What you need to do -> Every line that contains the word "efficiency" should be copied out.

------ Supplied data

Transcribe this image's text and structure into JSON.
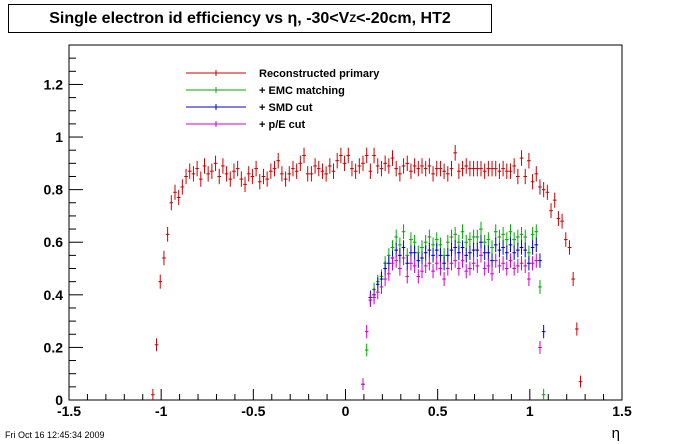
{
  "title": "Single electron id efficiency vs η, -30<V_Z<-20cm, HT2",
  "title_parts": {
    "before": "Single electron id efficiency vs η, -30<V",
    "subscript": "Z",
    "after": "<-20cm, HT2"
  },
  "footer_text": "Fri Oct 16 12:45:34 2009",
  "chart_data": {
    "type": "scatter",
    "xlabel": "η",
    "ylabel": "",
    "xlim": [
      -1.5,
      1.5
    ],
    "ylim": [
      0,
      1.35
    ],
    "x_ticks": [
      "-1.5",
      "-1",
      "-0.5",
      "0",
      "0.5",
      "1",
      "1.5"
    ],
    "y_ticks": [
      "0",
      "0.2",
      "0.4",
      "0.6",
      "0.8",
      "1",
      "1.2"
    ],
    "x_tick_values": [
      -1.5,
      -1,
      -0.5,
      0,
      0.5,
      1,
      1.5
    ],
    "y_tick_values": [
      0,
      0.2,
      0.4,
      0.6,
      0.8,
      1,
      1.2
    ],
    "legend_position": "top-center",
    "grid": false,
    "series": [
      {
        "name": "Reconstructed primary",
        "color": "#cc0000",
        "points": [
          [
            -1.045,
            0.02
          ],
          [
            -1.025,
            0.21
          ],
          [
            -1.005,
            0.45
          ],
          [
            -0.985,
            0.54
          ],
          [
            -0.965,
            0.63
          ],
          [
            -0.945,
            0.75
          ],
          [
            -0.925,
            0.79
          ],
          [
            -0.905,
            0.77
          ],
          [
            -0.885,
            0.81
          ],
          [
            -0.865,
            0.85
          ],
          [
            -0.845,
            0.87
          ],
          [
            -0.825,
            0.86
          ],
          [
            -0.805,
            0.88
          ],
          [
            -0.785,
            0.84
          ],
          [
            -0.765,
            0.89
          ],
          [
            -0.745,
            0.86
          ],
          [
            -0.725,
            0.87
          ],
          [
            -0.705,
            0.9
          ],
          [
            -0.685,
            0.85
          ],
          [
            -0.665,
            0.89
          ],
          [
            -0.645,
            0.86
          ],
          [
            -0.625,
            0.84
          ],
          [
            -0.605,
            0.87
          ],
          [
            -0.585,
            0.88
          ],
          [
            -0.565,
            0.84
          ],
          [
            -0.545,
            0.82
          ],
          [
            -0.525,
            0.86
          ],
          [
            -0.505,
            0.85
          ],
          [
            -0.485,
            0.88
          ],
          [
            -0.465,
            0.83
          ],
          [
            -0.445,
            0.85
          ],
          [
            -0.425,
            0.84
          ],
          [
            -0.405,
            0.87
          ],
          [
            -0.385,
            0.88
          ],
          [
            -0.365,
            0.91
          ],
          [
            -0.345,
            0.86
          ],
          [
            -0.325,
            0.84
          ],
          [
            -0.305,
            0.86
          ],
          [
            -0.285,
            0.88
          ],
          [
            -0.265,
            0.87
          ],
          [
            -0.245,
            0.9
          ],
          [
            -0.225,
            0.93
          ],
          [
            -0.205,
            0.86
          ],
          [
            -0.185,
            0.86
          ],
          [
            -0.165,
            0.89
          ],
          [
            -0.145,
            0.88
          ],
          [
            -0.125,
            0.87
          ],
          [
            -0.105,
            0.86
          ],
          [
            -0.085,
            0.89
          ],
          [
            -0.065,
            0.87
          ],
          [
            -0.045,
            0.91
          ],
          [
            -0.025,
            0.93
          ],
          [
            -0.005,
            0.9
          ],
          [
            0.015,
            0.93
          ],
          [
            0.035,
            0.88
          ],
          [
            0.055,
            0.87
          ],
          [
            0.075,
            0.89
          ],
          [
            0.095,
            0.9
          ],
          [
            0.115,
            0.93
          ],
          [
            0.135,
            0.87
          ],
          [
            0.155,
            0.93
          ],
          [
            0.175,
            0.89
          ],
          [
            0.195,
            0.88
          ],
          [
            0.215,
            0.9
          ],
          [
            0.235,
            0.89
          ],
          [
            0.255,
            0.92
          ],
          [
            0.275,
            0.88
          ],
          [
            0.295,
            0.86
          ],
          [
            0.315,
            0.89
          ],
          [
            0.335,
            0.9
          ],
          [
            0.355,
            0.87
          ],
          [
            0.375,
            0.89
          ],
          [
            0.395,
            0.88
          ],
          [
            0.415,
            0.89
          ],
          [
            0.435,
            0.88
          ],
          [
            0.455,
            0.89
          ],
          [
            0.475,
            0.86
          ],
          [
            0.495,
            0.88
          ],
          [
            0.515,
            0.88
          ],
          [
            0.535,
            0.87
          ],
          [
            0.555,
            0.86
          ],
          [
            0.575,
            0.88
          ],
          [
            0.595,
            0.94
          ],
          [
            0.615,
            0.87
          ],
          [
            0.635,
            0.88
          ],
          [
            0.655,
            0.89
          ],
          [
            0.675,
            0.88
          ],
          [
            0.695,
            0.88
          ],
          [
            0.715,
            0.88
          ],
          [
            0.735,
            0.88
          ],
          [
            0.755,
            0.87
          ],
          [
            0.775,
            0.88
          ],
          [
            0.795,
            0.88
          ],
          [
            0.815,
            0.88
          ],
          [
            0.835,
            0.87
          ],
          [
            0.855,
            0.88
          ],
          [
            0.875,
            0.87
          ],
          [
            0.895,
            0.87
          ],
          [
            0.915,
            0.89
          ],
          [
            0.935,
            0.85
          ],
          [
            0.955,
            0.92
          ],
          [
            0.975,
            0.85
          ],
          [
            0.995,
            0.91
          ],
          [
            1.015,
            0.83
          ],
          [
            1.035,
            0.86
          ],
          [
            1.055,
            0.81
          ],
          [
            1.075,
            0.8
          ],
          [
            1.095,
            0.79
          ],
          [
            1.115,
            0.72
          ],
          [
            1.135,
            0.76
          ],
          [
            1.155,
            0.69
          ],
          [
            1.175,
            0.68
          ],
          [
            1.195,
            0.61
          ],
          [
            1.215,
            0.58
          ],
          [
            1.235,
            0.46
          ],
          [
            1.255,
            0.27
          ],
          [
            1.275,
            0.07
          ]
        ]
      },
      {
        "name": "+ EMC matching",
        "color": "#00aa00",
        "points": [
          [
            0.095,
            0.06
          ],
          [
            0.115,
            0.19
          ],
          [
            0.135,
            0.38
          ],
          [
            0.155,
            0.42
          ],
          [
            0.175,
            0.45
          ],
          [
            0.195,
            0.47
          ],
          [
            0.215,
            0.52
          ],
          [
            0.235,
            0.55
          ],
          [
            0.255,
            0.58
          ],
          [
            0.275,
            0.62
          ],
          [
            0.295,
            0.59
          ],
          [
            0.315,
            0.64
          ],
          [
            0.335,
            0.55
          ],
          [
            0.355,
            0.61
          ],
          [
            0.375,
            0.6
          ],
          [
            0.395,
            0.56
          ],
          [
            0.415,
            0.58
          ],
          [
            0.435,
            0.6
          ],
          [
            0.455,
            0.62
          ],
          [
            0.475,
            0.59
          ],
          [
            0.495,
            0.61
          ],
          [
            0.515,
            0.59
          ],
          [
            0.535,
            0.55
          ],
          [
            0.555,
            0.6
          ],
          [
            0.575,
            0.62
          ],
          [
            0.595,
            0.63
          ],
          [
            0.615,
            0.6
          ],
          [
            0.635,
            0.64
          ],
          [
            0.655,
            0.6
          ],
          [
            0.675,
            0.61
          ],
          [
            0.695,
            0.62
          ],
          [
            0.715,
            0.62
          ],
          [
            0.735,
            0.65
          ],
          [
            0.755,
            0.6
          ],
          [
            0.775,
            0.61
          ],
          [
            0.795,
            0.58
          ],
          [
            0.815,
            0.64
          ],
          [
            0.835,
            0.62
          ],
          [
            0.855,
            0.63
          ],
          [
            0.875,
            0.61
          ],
          [
            0.895,
            0.64
          ],
          [
            0.915,
            0.61
          ],
          [
            0.935,
            0.62
          ],
          [
            0.955,
            0.63
          ],
          [
            0.975,
            0.62
          ],
          [
            0.995,
            0.56
          ],
          [
            1.015,
            0.63
          ],
          [
            1.035,
            0.64
          ],
          [
            1.055,
            0.43
          ],
          [
            1.075,
            0.02
          ]
        ]
      },
      {
        "name": "+ SMD cut",
        "color": "#0000cc",
        "points": [
          [
            0.135,
            0.39
          ],
          [
            0.155,
            0.4
          ],
          [
            0.175,
            0.44
          ],
          [
            0.195,
            0.46
          ],
          [
            0.215,
            0.5
          ],
          [
            0.235,
            0.52
          ],
          [
            0.255,
            0.54
          ],
          [
            0.275,
            0.57
          ],
          [
            0.295,
            0.55
          ],
          [
            0.315,
            0.58
          ],
          [
            0.335,
            0.52
          ],
          [
            0.355,
            0.56
          ],
          [
            0.375,
            0.56
          ],
          [
            0.395,
            0.53
          ],
          [
            0.415,
            0.54
          ],
          [
            0.435,
            0.56
          ],
          [
            0.455,
            0.57
          ],
          [
            0.475,
            0.55
          ],
          [
            0.495,
            0.57
          ],
          [
            0.515,
            0.55
          ],
          [
            0.535,
            0.52
          ],
          [
            0.555,
            0.55
          ],
          [
            0.575,
            0.57
          ],
          [
            0.595,
            0.58
          ],
          [
            0.615,
            0.56
          ],
          [
            0.635,
            0.58
          ],
          [
            0.655,
            0.55
          ],
          [
            0.675,
            0.56
          ],
          [
            0.695,
            0.57
          ],
          [
            0.715,
            0.57
          ],
          [
            0.735,
            0.6
          ],
          [
            0.755,
            0.56
          ],
          [
            0.775,
            0.56
          ],
          [
            0.795,
            0.53
          ],
          [
            0.815,
            0.59
          ],
          [
            0.835,
            0.57
          ],
          [
            0.855,
            0.58
          ],
          [
            0.875,
            0.56
          ],
          [
            0.895,
            0.59
          ],
          [
            0.915,
            0.56
          ],
          [
            0.935,
            0.57
          ],
          [
            0.955,
            0.58
          ],
          [
            0.975,
            0.57
          ],
          [
            0.995,
            0.52
          ],
          [
            1.015,
            0.58
          ],
          [
            1.035,
            0.59
          ],
          [
            1.055,
            0.53
          ],
          [
            1.075,
            0.26
          ]
        ]
      },
      {
        "name": "+ p/E cut",
        "color": "#cc00cc",
        "points": [
          [
            0.095,
            0.06
          ],
          [
            0.115,
            0.26
          ],
          [
            0.135,
            0.38
          ],
          [
            0.155,
            0.39
          ],
          [
            0.175,
            0.41
          ],
          [
            0.195,
            0.43
          ],
          [
            0.215,
            0.46
          ],
          [
            0.235,
            0.48
          ],
          [
            0.255,
            0.52
          ],
          [
            0.275,
            0.53
          ],
          [
            0.295,
            0.5
          ],
          [
            0.315,
            0.54
          ],
          [
            0.335,
            0.47
          ],
          [
            0.355,
            0.52
          ],
          [
            0.375,
            0.51
          ],
          [
            0.395,
            0.47
          ],
          [
            0.415,
            0.49
          ],
          [
            0.435,
            0.51
          ],
          [
            0.455,
            0.52
          ],
          [
            0.475,
            0.49
          ],
          [
            0.495,
            0.52
          ],
          [
            0.515,
            0.5
          ],
          [
            0.535,
            0.46
          ],
          [
            0.555,
            0.5
          ],
          [
            0.575,
            0.52
          ],
          [
            0.595,
            0.53
          ],
          [
            0.615,
            0.5
          ],
          [
            0.635,
            0.53
          ],
          [
            0.655,
            0.49
          ],
          [
            0.675,
            0.5
          ],
          [
            0.695,
            0.52
          ],
          [
            0.715,
            0.51
          ],
          [
            0.735,
            0.55
          ],
          [
            0.755,
            0.5
          ],
          [
            0.775,
            0.51
          ],
          [
            0.795,
            0.48
          ],
          [
            0.815,
            0.53
          ],
          [
            0.835,
            0.51
          ],
          [
            0.855,
            0.52
          ],
          [
            0.875,
            0.5
          ],
          [
            0.895,
            0.53
          ],
          [
            0.915,
            0.5
          ],
          [
            0.935,
            0.51
          ],
          [
            0.955,
            0.52
          ],
          [
            0.975,
            0.51
          ],
          [
            0.995,
            0.46
          ],
          [
            1.015,
            0.52
          ],
          [
            1.035,
            0.53
          ],
          [
            1.055,
            0.2
          ]
        ]
      }
    ]
  }
}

------------

Written response ->
  "title": "Single electron id efficiency vs η, -30<V_Z<-20cm, HT2",
    "before": "Single electron id efficiency vs η, -30<V",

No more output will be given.